[Stored entries]
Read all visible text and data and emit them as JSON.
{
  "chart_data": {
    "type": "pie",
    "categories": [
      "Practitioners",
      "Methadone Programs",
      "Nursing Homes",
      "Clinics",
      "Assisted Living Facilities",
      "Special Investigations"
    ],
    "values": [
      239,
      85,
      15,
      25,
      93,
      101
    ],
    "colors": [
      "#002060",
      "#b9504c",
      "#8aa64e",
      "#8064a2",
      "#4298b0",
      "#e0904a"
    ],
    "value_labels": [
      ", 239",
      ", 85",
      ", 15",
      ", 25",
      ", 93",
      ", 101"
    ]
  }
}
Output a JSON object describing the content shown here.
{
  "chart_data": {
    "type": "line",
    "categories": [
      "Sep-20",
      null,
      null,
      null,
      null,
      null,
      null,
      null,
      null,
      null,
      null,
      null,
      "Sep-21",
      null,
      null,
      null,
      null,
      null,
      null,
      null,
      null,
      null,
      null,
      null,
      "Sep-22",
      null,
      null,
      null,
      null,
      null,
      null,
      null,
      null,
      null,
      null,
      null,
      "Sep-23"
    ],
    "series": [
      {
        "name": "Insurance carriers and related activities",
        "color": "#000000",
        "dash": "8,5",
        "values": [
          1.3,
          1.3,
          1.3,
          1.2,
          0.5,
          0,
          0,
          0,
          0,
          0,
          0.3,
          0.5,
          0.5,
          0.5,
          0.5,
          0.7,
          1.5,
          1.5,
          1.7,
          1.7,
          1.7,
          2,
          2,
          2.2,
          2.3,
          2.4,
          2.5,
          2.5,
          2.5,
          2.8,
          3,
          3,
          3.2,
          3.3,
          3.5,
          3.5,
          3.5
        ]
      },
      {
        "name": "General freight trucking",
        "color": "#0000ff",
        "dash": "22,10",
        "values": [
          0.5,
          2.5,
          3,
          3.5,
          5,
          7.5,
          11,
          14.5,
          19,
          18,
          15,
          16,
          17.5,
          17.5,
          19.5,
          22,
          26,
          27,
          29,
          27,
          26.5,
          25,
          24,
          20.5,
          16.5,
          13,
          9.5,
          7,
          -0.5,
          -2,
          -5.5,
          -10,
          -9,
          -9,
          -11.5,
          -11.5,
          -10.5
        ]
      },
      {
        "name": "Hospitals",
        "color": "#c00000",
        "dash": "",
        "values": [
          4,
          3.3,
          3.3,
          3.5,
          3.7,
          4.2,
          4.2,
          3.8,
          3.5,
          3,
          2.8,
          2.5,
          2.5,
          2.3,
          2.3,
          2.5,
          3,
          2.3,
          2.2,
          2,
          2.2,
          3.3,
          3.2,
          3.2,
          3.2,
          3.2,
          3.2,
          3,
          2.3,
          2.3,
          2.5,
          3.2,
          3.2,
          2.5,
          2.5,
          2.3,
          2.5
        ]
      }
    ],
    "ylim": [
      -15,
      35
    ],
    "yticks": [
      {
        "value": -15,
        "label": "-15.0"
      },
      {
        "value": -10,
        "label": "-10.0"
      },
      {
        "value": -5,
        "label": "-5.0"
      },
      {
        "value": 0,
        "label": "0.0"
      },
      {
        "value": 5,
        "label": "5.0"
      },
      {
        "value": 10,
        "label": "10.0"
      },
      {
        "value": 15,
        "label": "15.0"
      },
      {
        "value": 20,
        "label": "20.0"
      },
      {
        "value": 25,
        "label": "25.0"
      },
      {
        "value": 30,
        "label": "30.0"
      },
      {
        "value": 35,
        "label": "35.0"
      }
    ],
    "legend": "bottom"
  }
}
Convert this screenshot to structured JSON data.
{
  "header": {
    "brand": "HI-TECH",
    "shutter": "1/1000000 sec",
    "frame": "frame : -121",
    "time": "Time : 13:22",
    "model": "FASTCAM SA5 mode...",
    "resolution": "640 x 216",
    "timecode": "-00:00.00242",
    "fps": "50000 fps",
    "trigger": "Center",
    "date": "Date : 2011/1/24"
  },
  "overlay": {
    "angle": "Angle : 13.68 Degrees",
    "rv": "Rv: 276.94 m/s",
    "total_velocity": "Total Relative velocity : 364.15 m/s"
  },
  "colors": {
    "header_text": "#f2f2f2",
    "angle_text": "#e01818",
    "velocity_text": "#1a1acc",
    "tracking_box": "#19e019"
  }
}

# [WHAT IS BEING ASKED]
Keep only the lines that hold the string "JSON", and copy them out.

# [CORRECT ANSWER]
Read all visible text and data and emit them as JSON.
Output a JSON object describing the content shown here.
Convert this screenshot to structured JSON data.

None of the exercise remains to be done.